*** PASSAGE EXTRAIT

J’entraînai mon compagnon hors de la ville, espérant rencontrer un point élevé qui me permît un peu d’étude topographique.

Nous ne trouvâmes qu’une lande brûlée se prolongeant vers l’ouest en faibles ondulations, assez élevées cependant pour borner la vue et n’offrant aucune ombre contre les ardeurs du soleil. Au sud, la lande redescend jusqu’aux marais qui se perdent dans le fleuve ; de longues files de saules aux troncs submergés, cachent son cours. Une rencontre assez caractéristique nous dédommagea des fatigues de cette excursion inutile.

Sous les minces pièces de bois formant les garde-fous d un petit pont, à la seule ombre ne l’on pût rencontrer peut-être à deux lieues à la ronde dans ce désert poudreux et brûlant, une patrouille de gardes-frontières, quatre hommes étaient couchés.

******

CONSIGNE ÉCRITE
Transcrivez sans modification, dans le passage extrait sur la lande, la partie qui commence par les mots contenant « Sous les minces » et s'achève sur « hommes étaient couchés. ».

*** DONNÉES

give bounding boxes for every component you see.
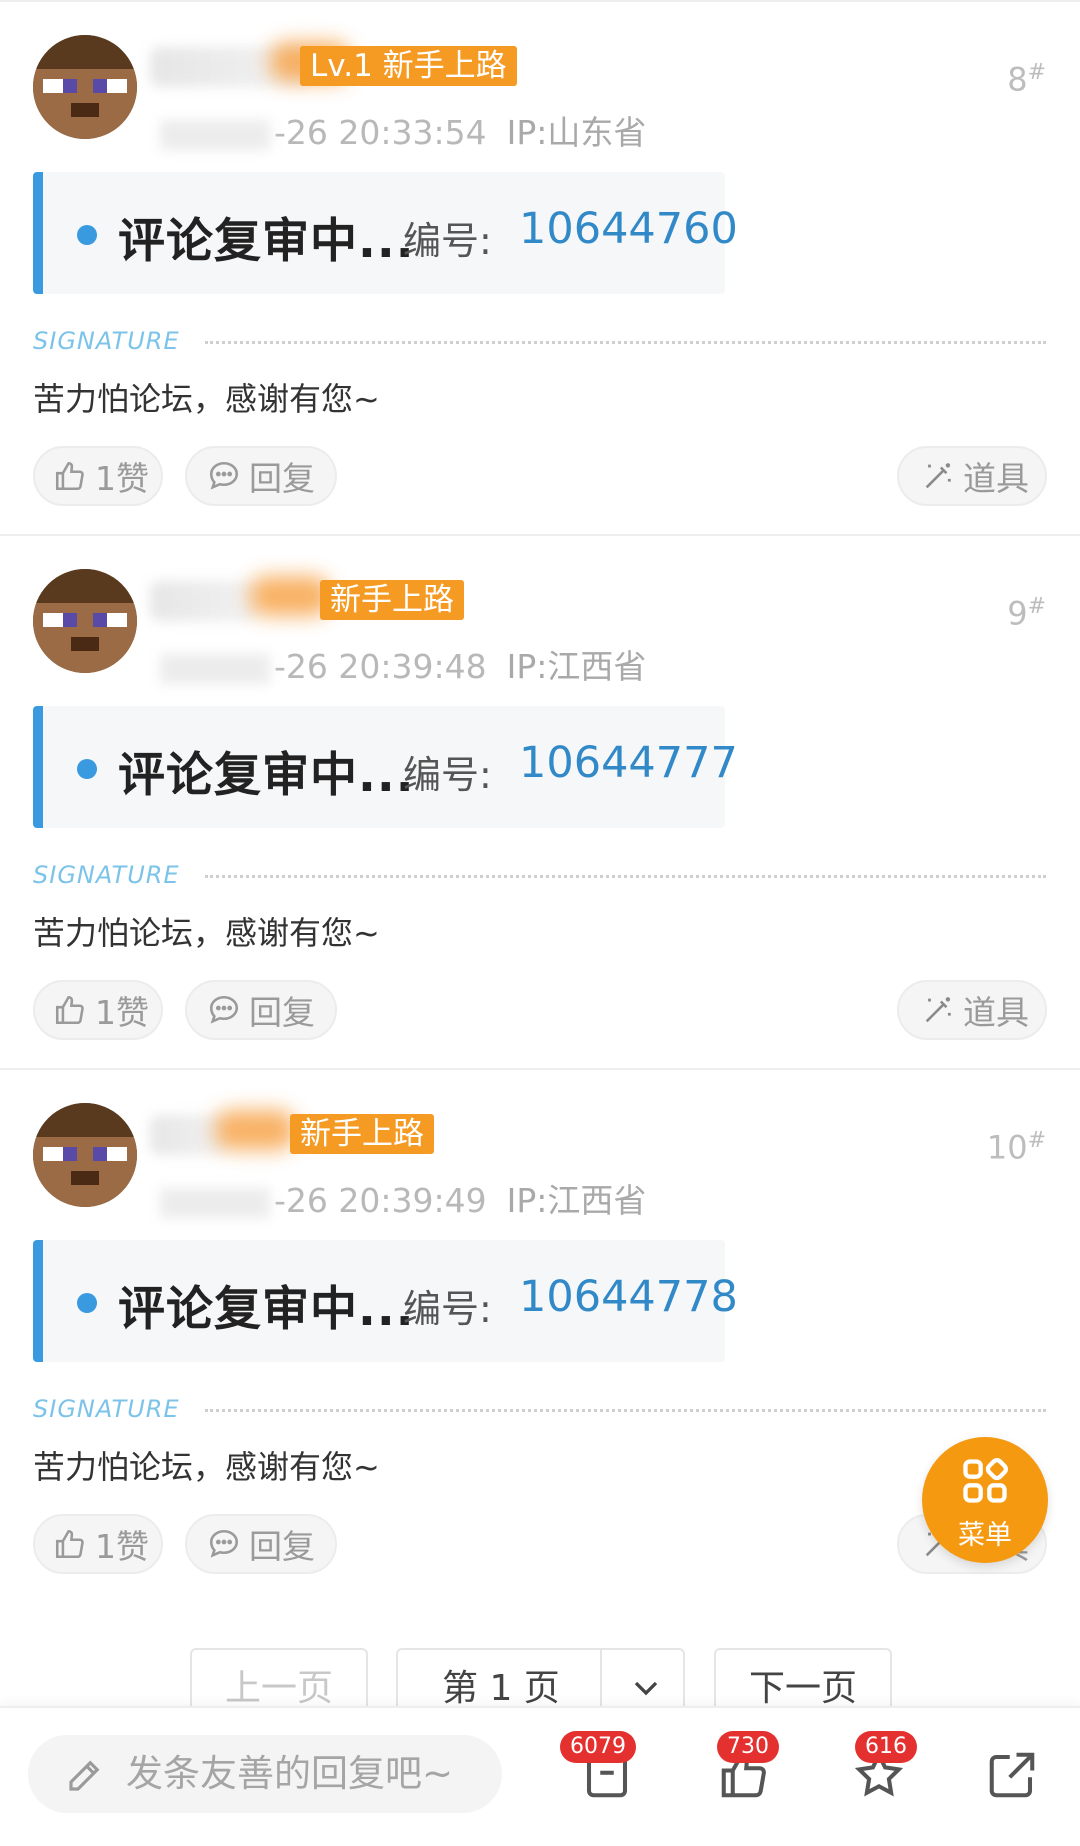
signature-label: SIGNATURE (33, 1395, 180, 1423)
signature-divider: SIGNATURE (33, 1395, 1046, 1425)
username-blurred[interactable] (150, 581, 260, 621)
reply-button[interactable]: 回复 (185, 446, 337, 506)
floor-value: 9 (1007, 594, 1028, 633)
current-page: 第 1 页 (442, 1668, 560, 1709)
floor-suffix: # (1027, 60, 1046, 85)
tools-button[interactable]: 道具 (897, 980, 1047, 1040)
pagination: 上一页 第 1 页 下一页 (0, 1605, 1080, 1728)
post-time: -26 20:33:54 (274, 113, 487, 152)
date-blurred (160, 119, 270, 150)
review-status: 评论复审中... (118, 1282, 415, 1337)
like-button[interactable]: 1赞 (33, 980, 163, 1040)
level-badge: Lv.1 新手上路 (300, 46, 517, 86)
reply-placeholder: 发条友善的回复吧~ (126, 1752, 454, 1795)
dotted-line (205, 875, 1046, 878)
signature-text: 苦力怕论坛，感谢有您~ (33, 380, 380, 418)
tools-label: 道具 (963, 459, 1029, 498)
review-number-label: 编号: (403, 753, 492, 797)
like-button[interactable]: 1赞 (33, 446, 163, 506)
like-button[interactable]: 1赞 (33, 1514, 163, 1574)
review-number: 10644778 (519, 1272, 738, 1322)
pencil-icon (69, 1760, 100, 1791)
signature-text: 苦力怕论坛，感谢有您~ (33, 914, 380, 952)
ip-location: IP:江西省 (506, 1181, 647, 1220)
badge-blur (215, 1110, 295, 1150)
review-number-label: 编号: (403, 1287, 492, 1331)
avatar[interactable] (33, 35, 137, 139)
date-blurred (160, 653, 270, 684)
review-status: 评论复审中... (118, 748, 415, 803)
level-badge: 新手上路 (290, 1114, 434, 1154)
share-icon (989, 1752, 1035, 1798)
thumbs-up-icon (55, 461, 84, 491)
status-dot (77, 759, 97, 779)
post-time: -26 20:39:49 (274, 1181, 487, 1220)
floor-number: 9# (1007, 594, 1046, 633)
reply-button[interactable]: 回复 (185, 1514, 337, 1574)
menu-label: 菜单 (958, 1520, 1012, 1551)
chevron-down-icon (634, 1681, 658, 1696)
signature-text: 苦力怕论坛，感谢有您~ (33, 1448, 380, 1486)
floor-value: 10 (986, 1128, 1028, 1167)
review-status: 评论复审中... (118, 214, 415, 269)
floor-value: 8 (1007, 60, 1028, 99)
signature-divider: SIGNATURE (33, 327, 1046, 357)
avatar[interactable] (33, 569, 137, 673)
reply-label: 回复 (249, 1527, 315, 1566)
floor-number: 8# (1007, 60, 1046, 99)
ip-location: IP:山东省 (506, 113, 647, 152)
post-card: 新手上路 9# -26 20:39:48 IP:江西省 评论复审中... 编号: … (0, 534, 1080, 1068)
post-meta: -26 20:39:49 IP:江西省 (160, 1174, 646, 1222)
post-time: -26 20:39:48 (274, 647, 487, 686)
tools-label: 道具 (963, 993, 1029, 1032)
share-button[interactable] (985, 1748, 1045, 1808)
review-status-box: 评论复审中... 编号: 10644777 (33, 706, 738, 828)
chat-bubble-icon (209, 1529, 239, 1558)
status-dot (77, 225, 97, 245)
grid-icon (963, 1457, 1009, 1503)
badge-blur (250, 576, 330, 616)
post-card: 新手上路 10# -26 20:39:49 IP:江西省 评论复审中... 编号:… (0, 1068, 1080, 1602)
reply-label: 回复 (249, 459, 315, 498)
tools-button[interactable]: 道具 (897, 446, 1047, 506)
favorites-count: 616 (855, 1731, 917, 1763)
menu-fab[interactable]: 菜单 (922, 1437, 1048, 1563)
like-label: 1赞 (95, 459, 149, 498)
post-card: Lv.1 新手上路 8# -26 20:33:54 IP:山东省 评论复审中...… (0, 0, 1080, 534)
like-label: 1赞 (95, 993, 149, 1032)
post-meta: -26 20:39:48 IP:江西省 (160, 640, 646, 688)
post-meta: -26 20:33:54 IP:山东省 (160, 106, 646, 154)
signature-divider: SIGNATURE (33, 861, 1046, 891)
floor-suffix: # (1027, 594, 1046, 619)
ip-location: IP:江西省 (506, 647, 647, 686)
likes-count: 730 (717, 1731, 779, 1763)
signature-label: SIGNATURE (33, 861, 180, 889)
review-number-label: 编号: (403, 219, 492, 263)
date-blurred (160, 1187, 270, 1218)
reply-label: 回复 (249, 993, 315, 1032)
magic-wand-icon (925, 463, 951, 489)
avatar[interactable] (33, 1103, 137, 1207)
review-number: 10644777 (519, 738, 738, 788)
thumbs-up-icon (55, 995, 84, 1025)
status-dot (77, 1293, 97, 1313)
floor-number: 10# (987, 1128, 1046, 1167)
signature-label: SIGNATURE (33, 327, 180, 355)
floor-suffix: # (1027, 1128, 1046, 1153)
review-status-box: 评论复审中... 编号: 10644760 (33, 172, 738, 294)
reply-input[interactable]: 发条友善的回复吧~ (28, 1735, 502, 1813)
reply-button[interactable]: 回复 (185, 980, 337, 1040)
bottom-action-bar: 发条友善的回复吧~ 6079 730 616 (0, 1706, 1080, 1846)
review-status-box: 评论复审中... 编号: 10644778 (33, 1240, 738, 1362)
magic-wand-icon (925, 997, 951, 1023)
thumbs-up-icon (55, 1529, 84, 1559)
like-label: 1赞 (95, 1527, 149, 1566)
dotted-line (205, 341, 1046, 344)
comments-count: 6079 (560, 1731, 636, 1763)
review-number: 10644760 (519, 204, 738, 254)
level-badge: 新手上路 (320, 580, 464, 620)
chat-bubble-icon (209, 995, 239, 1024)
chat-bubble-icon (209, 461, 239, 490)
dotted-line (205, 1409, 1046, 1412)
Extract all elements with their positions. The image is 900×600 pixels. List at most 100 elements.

******

RÉSULTAT PRODUIT
Sous les minces pièces de bois formant les garde-fous d un petit pont, à la seule ombre ne l’on pût rencontrer peut-être à deux lieues à la ronde dans ce désert poudreux et brûlant, une patrouille de gardes-frontières, quatre hommes étaient couchés.